***** RECORDS FOR PROCESSING

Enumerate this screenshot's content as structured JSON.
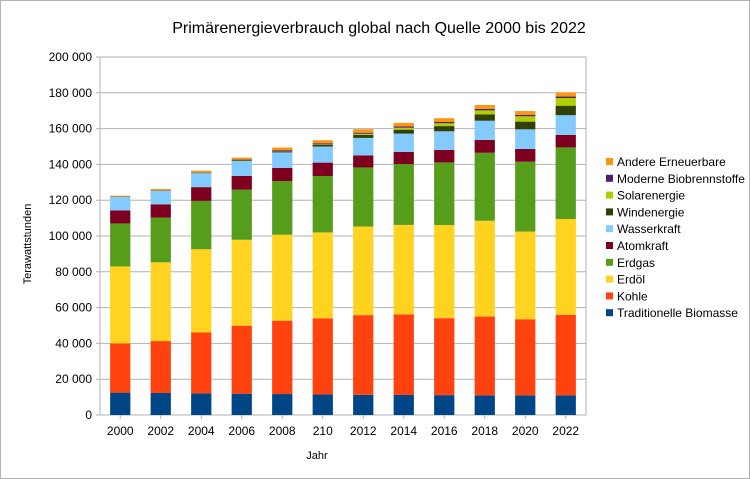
{
  "chart_data": {
    "type": "bar",
    "stacked": true,
    "title": "Primärenergieverbrauch global nach Quelle 2000 bis 2022",
    "xlabel": "Jahr",
    "ylabel": "Terawattstunden",
    "ylim": [
      0,
      200000
    ],
    "yticks": [
      "0",
      "20 000",
      "40 000",
      "60 000",
      "80 000",
      "100 000",
      "120 000",
      "140 000",
      "160 000",
      "180 000",
      "200 000"
    ],
    "grid": true,
    "legend_position": "right",
    "categories": [
      "2000",
      "2002",
      "2004",
      "2006",
      "2008",
      "210",
      "2012",
      "2014",
      "2016",
      "2018",
      "2020",
      "2022"
    ],
    "series": [
      {
        "name": "Traditionelle Biomasse",
        "color": "#004586",
        "values": [
          12500,
          12300,
          12100,
          11900,
          11700,
          11500,
          11300,
          11200,
          11100,
          11000,
          11000,
          11000
        ]
      },
      {
        "name": "Kohle",
        "color": "#ff420e",
        "values": [
          27500,
          29000,
          34000,
          38000,
          41000,
          42500,
          44500,
          45000,
          43000,
          44000,
          42500,
          45000
        ]
      },
      {
        "name": "Erdöl",
        "color": "#ffd320",
        "values": [
          43000,
          44000,
          46500,
          48000,
          48000,
          48000,
          49500,
          50000,
          52000,
          53500,
          49000,
          53500
        ]
      },
      {
        "name": "Erdgas",
        "color": "#579d1c",
        "values": [
          24000,
          25000,
          27000,
          28000,
          30000,
          31500,
          33000,
          34000,
          35000,
          38000,
          39000,
          40000
        ]
      },
      {
        "name": "Atomkraft",
        "color": "#7e0021",
        "values": [
          7300,
          7400,
          7700,
          7700,
          7400,
          7500,
          6700,
          6800,
          7000,
          7200,
          7100,
          7000
        ]
      },
      {
        "name": "Wasserkraft",
        "color": "#83caff",
        "values": [
          7500,
          7500,
          7800,
          8300,
          8600,
          9000,
          9800,
          10200,
          10400,
          10700,
          11000,
          11000
        ]
      },
      {
        "name": "Windenergie",
        "color": "#314004",
        "values": [
          100,
          150,
          250,
          400,
          600,
          1000,
          1700,
          2200,
          2900,
          3500,
          4300,
          5300
        ]
      },
      {
        "name": "Solarenergie",
        "color": "#aecf00",
        "values": [
          20,
          30,
          50,
          80,
          120,
          200,
          600,
          1100,
          1600,
          2300,
          3000,
          4300
        ]
      },
      {
        "name": "Moderne Biobrennstoffe",
        "color": "#4b1f6f",
        "values": [
          100,
          150,
          200,
          300,
          500,
          600,
          600,
          700,
          700,
          800,
          700,
          800
        ]
      },
      {
        "name": "Andere Erneuerbare",
        "color": "#ff950e",
        "values": [
          500,
          700,
          900,
          1100,
          1500,
          1700,
          1900,
          2000,
          2100,
          2200,
          2200,
          2300
        ]
      }
    ]
  }
}
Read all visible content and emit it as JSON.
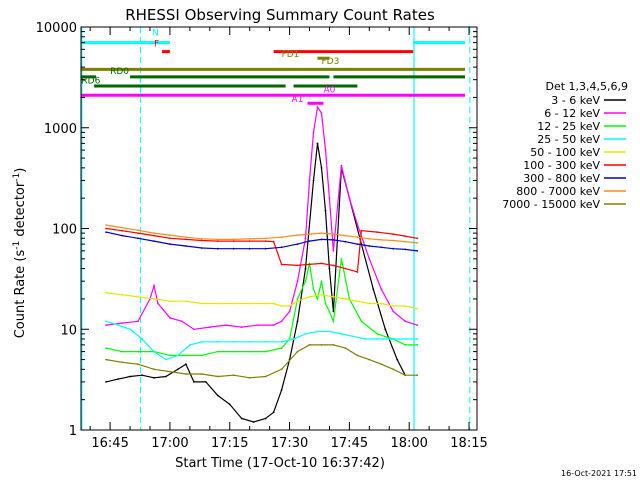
{
  "chart_data": {
    "type": "line",
    "title": "RHESSI Observing Summary Count Rates",
    "xlabel": "Start Time (17-Oct-10 16:37:42)",
    "ylabel_main": "Count Rate (s",
    "ylabel_sup1": "-1",
    "ylabel_mid": " detector",
    "ylabel_sup2": "-1",
    "ylabel_end": ")",
    "y_scale": "log",
    "ylim": [
      1,
      10000
    ],
    "xlim": [
      "16:37:42",
      "18:17"
    ],
    "x_tick_labels": [
      "16:45",
      "17:00",
      "17:15",
      "17:30",
      "17:45",
      "18:00",
      "18:15"
    ],
    "x_tick_minutes": [
      45,
      60,
      75,
      90,
      105,
      120,
      135
    ],
    "y_tick_labels": [
      "1",
      "10",
      "100",
      "1000",
      "10000"
    ],
    "y_tick_values": [
      1,
      10,
      100,
      1000,
      10000
    ],
    "legend_title": "Det 1,3,4,5,6,9",
    "legend_position": "right",
    "series": [
      {
        "name": "3 - 6 keV",
        "color": "#000000",
        "points": [
          [
            44,
            3
          ],
          [
            47,
            3.2
          ],
          [
            50,
            3.4
          ],
          [
            53,
            3.5
          ],
          [
            56,
            3.3
          ],
          [
            59,
            3.4
          ],
          [
            62,
            4
          ],
          [
            64,
            4.5
          ],
          [
            66,
            3
          ],
          [
            69,
            3
          ],
          [
            72,
            2.2
          ],
          [
            75,
            1.8
          ],
          [
            78,
            1.3
          ],
          [
            81,
            1.2
          ],
          [
            84,
            1.3
          ],
          [
            86,
            1.5
          ],
          [
            88,
            2.5
          ],
          [
            90,
            5
          ],
          [
            92,
            12
          ],
          [
            94,
            40
          ],
          [
            96,
            300
          ],
          [
            97,
            700
          ],
          [
            98,
            400
          ],
          [
            99,
            150
          ],
          [
            100,
            40
          ],
          [
            101,
            15
          ],
          [
            103,
            400
          ],
          [
            105,
            200
          ],
          [
            108,
            70
          ],
          [
            111,
            25
          ],
          [
            114,
            10
          ],
          [
            117,
            5
          ],
          [
            119,
            3.5
          ]
        ]
      },
      {
        "name": "6 - 12 keV",
        "color": "#ff00ff",
        "points": [
          [
            44,
            11
          ],
          [
            48,
            11.5
          ],
          [
            52,
            12
          ],
          [
            55,
            20
          ],
          [
            56,
            27
          ],
          [
            57,
            18
          ],
          [
            60,
            13
          ],
          [
            63,
            12
          ],
          [
            66,
            10
          ],
          [
            70,
            10.5
          ],
          [
            74,
            11
          ],
          [
            78,
            10.5
          ],
          [
            82,
            11
          ],
          [
            86,
            11
          ],
          [
            88,
            12
          ],
          [
            90,
            15
          ],
          [
            92,
            30
          ],
          [
            94,
            80
          ],
          [
            95,
            300
          ],
          [
            96,
            900
          ],
          [
            97,
            1600
          ],
          [
            98,
            1400
          ],
          [
            99,
            600
          ],
          [
            100,
            200
          ],
          [
            101,
            60
          ],
          [
            103,
            420
          ],
          [
            105,
            200
          ],
          [
            107,
            110
          ],
          [
            110,
            50
          ],
          [
            113,
            25
          ],
          [
            116,
            15
          ],
          [
            119,
            12
          ],
          [
            122,
            11
          ]
        ]
      },
      {
        "name": "12 - 25 keV",
        "color": "#00ff00",
        "points": [
          [
            44,
            6.5
          ],
          [
            48,
            6
          ],
          [
            52,
            6
          ],
          [
            56,
            6
          ],
          [
            60,
            5.5
          ],
          [
            64,
            5.5
          ],
          [
            68,
            5.5
          ],
          [
            72,
            6
          ],
          [
            76,
            6
          ],
          [
            80,
            6
          ],
          [
            84,
            6
          ],
          [
            88,
            6.5
          ],
          [
            90,
            8
          ],
          [
            92,
            20
          ],
          [
            94,
            30
          ],
          [
            95,
            45
          ],
          [
            96,
            25
          ],
          [
            97,
            20
          ],
          [
            98,
            30
          ],
          [
            99,
            18
          ],
          [
            100,
            15
          ],
          [
            101,
            12
          ],
          [
            103,
            50
          ],
          [
            105,
            20
          ],
          [
            108,
            12
          ],
          [
            112,
            9
          ],
          [
            116,
            8
          ],
          [
            119,
            7
          ],
          [
            122,
            7
          ]
        ]
      },
      {
        "name": "25 - 50 keV",
        "color": "#00ffff",
        "points": [
          [
            44,
            12
          ],
          [
            47,
            11
          ],
          [
            50,
            10
          ],
          [
            53,
            8
          ],
          [
            56,
            6
          ],
          [
            59,
            5
          ],
          [
            62,
            5.5
          ],
          [
            65,
            7
          ],
          [
            68,
            7.5
          ],
          [
            72,
            7.5
          ],
          [
            76,
            7.5
          ],
          [
            80,
            7.5
          ],
          [
            84,
            7.5
          ],
          [
            88,
            7.5
          ],
          [
            91,
            8
          ],
          [
            94,
            9
          ],
          [
            97,
            9.5
          ],
          [
            100,
            9.5
          ],
          [
            103,
            9
          ],
          [
            106,
            8.5
          ],
          [
            109,
            8
          ],
          [
            112,
            8
          ],
          [
            116,
            8
          ],
          [
            119,
            8
          ],
          [
            122,
            8
          ]
        ]
      },
      {
        "name": "50 - 100 keV",
        "color": "#e6e600",
        "points": [
          [
            44,
            23
          ],
          [
            48,
            22
          ],
          [
            52,
            21
          ],
          [
            56,
            20
          ],
          [
            60,
            19
          ],
          [
            64,
            19
          ],
          [
            68,
            18
          ],
          [
            72,
            18
          ],
          [
            76,
            18
          ],
          [
            80,
            18
          ],
          [
            84,
            18
          ],
          [
            86,
            18
          ],
          [
            88,
            17
          ],
          [
            90,
            17
          ],
          [
            92,
            19
          ],
          [
            95,
            21
          ],
          [
            98,
            22
          ],
          [
            101,
            21
          ],
          [
            104,
            20
          ],
          [
            107,
            19
          ],
          [
            110,
            18
          ],
          [
            113,
            18
          ],
          [
            116,
            17
          ],
          [
            119,
            17
          ],
          [
            122,
            16
          ]
        ]
      },
      {
        "name": "100 - 300 keV",
        "color": "#ff0000",
        "points": [
          [
            44,
            100
          ],
          [
            48,
            95
          ],
          [
            52,
            90
          ],
          [
            56,
            85
          ],
          [
            60,
            80
          ],
          [
            64,
            78
          ],
          [
            68,
            76
          ],
          [
            72,
            75
          ],
          [
            76,
            75
          ],
          [
            80,
            75
          ],
          [
            84,
            75
          ],
          [
            86,
            74
          ],
          [
            88,
            44
          ],
          [
            92,
            43
          ],
          [
            95,
            44
          ],
          [
            98,
            45
          ],
          [
            101,
            43
          ],
          [
            104,
            40
          ],
          [
            107,
            37
          ],
          [
            108,
            95
          ],
          [
            112,
            92
          ],
          [
            116,
            88
          ],
          [
            119,
            84
          ],
          [
            122,
            80
          ]
        ]
      },
      {
        "name": "300 - 800 keV",
        "color": "#0000cc",
        "points": [
          [
            44,
            92
          ],
          [
            48,
            85
          ],
          [
            52,
            80
          ],
          [
            56,
            75
          ],
          [
            60,
            70
          ],
          [
            64,
            67
          ],
          [
            68,
            64
          ],
          [
            72,
            63
          ],
          [
            76,
            63
          ],
          [
            80,
            63
          ],
          [
            84,
            63
          ],
          [
            88,
            65
          ],
          [
            92,
            70
          ],
          [
            95,
            75
          ],
          [
            98,
            78
          ],
          [
            101,
            77
          ],
          [
            104,
            74
          ],
          [
            107,
            70
          ],
          [
            110,
            67
          ],
          [
            113,
            65
          ],
          [
            116,
            63
          ],
          [
            119,
            62
          ],
          [
            122,
            60
          ]
        ]
      },
      {
        "name": "800 - 7000 keV",
        "color": "#ff8c1a",
        "points": [
          [
            44,
            108
          ],
          [
            48,
            102
          ],
          [
            52,
            96
          ],
          [
            56,
            90
          ],
          [
            60,
            86
          ],
          [
            64,
            82
          ],
          [
            68,
            79
          ],
          [
            72,
            78
          ],
          [
            76,
            78
          ],
          [
            80,
            79
          ],
          [
            84,
            80
          ],
          [
            88,
            82
          ],
          [
            92,
            86
          ],
          [
            95,
            88
          ],
          [
            98,
            90
          ],
          [
            101,
            88
          ],
          [
            104,
            85
          ],
          [
            107,
            82
          ],
          [
            110,
            79
          ],
          [
            113,
            77
          ],
          [
            116,
            76
          ],
          [
            119,
            74
          ],
          [
            122,
            72
          ]
        ]
      },
      {
        "name": "7000 - 15000 keV",
        "color": "#808000",
        "points": [
          [
            44,
            5
          ],
          [
            48,
            4.7
          ],
          [
            52,
            4.5
          ],
          [
            56,
            4
          ],
          [
            60,
            3.8
          ],
          [
            64,
            3.6
          ],
          [
            68,
            3.6
          ],
          [
            72,
            3.4
          ],
          [
            76,
            3.5
          ],
          [
            80,
            3.3
          ],
          [
            84,
            3.4
          ],
          [
            88,
            4
          ],
          [
            92,
            6
          ],
          [
            95,
            7
          ],
          [
            98,
            7
          ],
          [
            101,
            7
          ],
          [
            104,
            6.5
          ],
          [
            107,
            5.5
          ],
          [
            110,
            5
          ],
          [
            113,
            4.5
          ],
          [
            116,
            4
          ],
          [
            119,
            3.5
          ],
          [
            122,
            3.5
          ]
        ]
      }
    ],
    "flag_bars": [
      {
        "label": "N",
        "color": "#00ffff",
        "level": 7000,
        "segments": [
          [
            37.7,
            60
          ],
          [
            121,
            134
          ]
        ]
      },
      {
        "label": "F",
        "color": "#ff0000",
        "level": 5700,
        "segments": [
          [
            58,
            60
          ]
        ]
      },
      {
        "label": "FD1",
        "color": "#ff0000",
        "level": 5700,
        "segments": [
          [
            86,
            121
          ]
        ]
      },
      {
        "label": "FD3",
        "color": "#808000",
        "level": 4900,
        "segments": [
          [
            97,
            100
          ]
        ]
      },
      {
        "label": "",
        "color": "#808000",
        "level": 3800,
        "segments": [
          [
            37.7,
            134
          ]
        ]
      },
      {
        "label": "RD0",
        "color": "#006600",
        "level": 3200,
        "segments": [
          [
            37.7,
            41.5
          ],
          [
            50,
            100
          ],
          [
            101,
            134
          ]
        ]
      },
      {
        "label": "RD6",
        "color": "#006600",
        "level": 2600,
        "segments": [
          [
            41,
            89
          ],
          [
            91,
            107
          ]
        ]
      },
      {
        "label": "A0",
        "color": "#ff00ff",
        "level": 2100,
        "segments": [
          [
            37.7,
            134
          ]
        ]
      },
      {
        "label": "A1",
        "color": "#ff00ff",
        "level": 1750,
        "segments": [
          [
            94.5,
            98.5
          ]
        ]
      }
    ],
    "flag_labels": [
      {
        "text": "N",
        "color": "#00ffff",
        "minute": 55.5,
        "level": 8200
      },
      {
        "text": "F",
        "color": "#ff0000",
        "minute": 56,
        "level": 6400
      },
      {
        "text": "FD1",
        "color": "#808000",
        "minute": 88,
        "level": 5050
      },
      {
        "text": "FD3",
        "color": "#808000",
        "minute": 98,
        "level": 4300
      },
      {
        "text": "RD0",
        "color": "#006600",
        "minute": 45,
        "level": 3400
      },
      {
        "text": "RD6",
        "color": "#006600",
        "minute": 37.8,
        "level": 2750
      },
      {
        "text": "A0",
        "color": "#ff00ff",
        "minute": 98.5,
        "level": 2250
      },
      {
        "text": "A1",
        "color": "#ff00ff",
        "minute": 90.5,
        "level": 1800
      }
    ],
    "night_lines": {
      "color": "#00ffff",
      "solid_minutes": [
        37.9,
        121.2
      ],
      "dashed_minutes": [
        52.6,
        135.2
      ]
    },
    "timestamp": "16-Oct-2021 17:51"
  }
}
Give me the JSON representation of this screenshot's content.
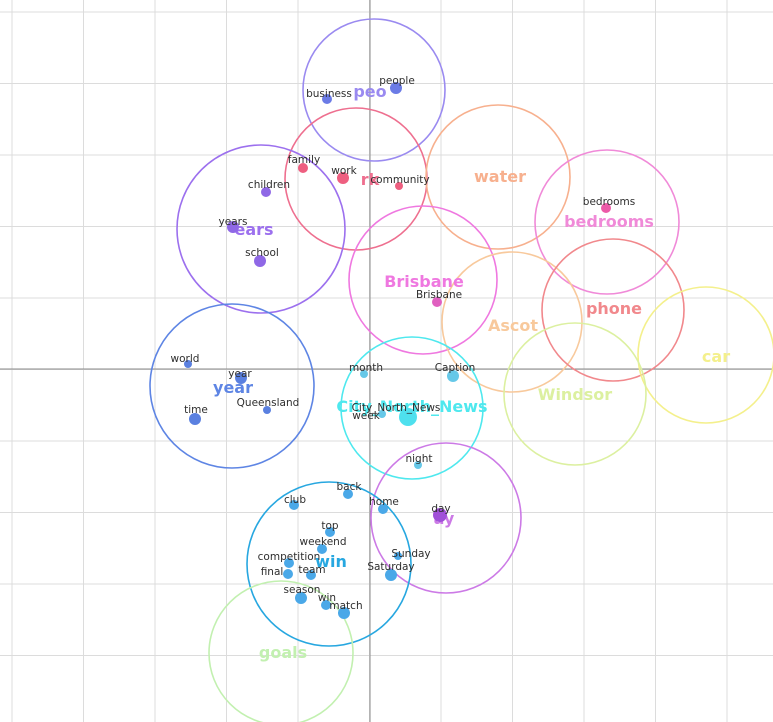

**********

● **REQUEST**
Pull out all lines from the listing that contain the string "xlabel".

● **RESPONSE TO THIS TASK**
    "xlabel": "Jahr",
    "xlabel": "Start Time (17-Oct-10 16:37:42)",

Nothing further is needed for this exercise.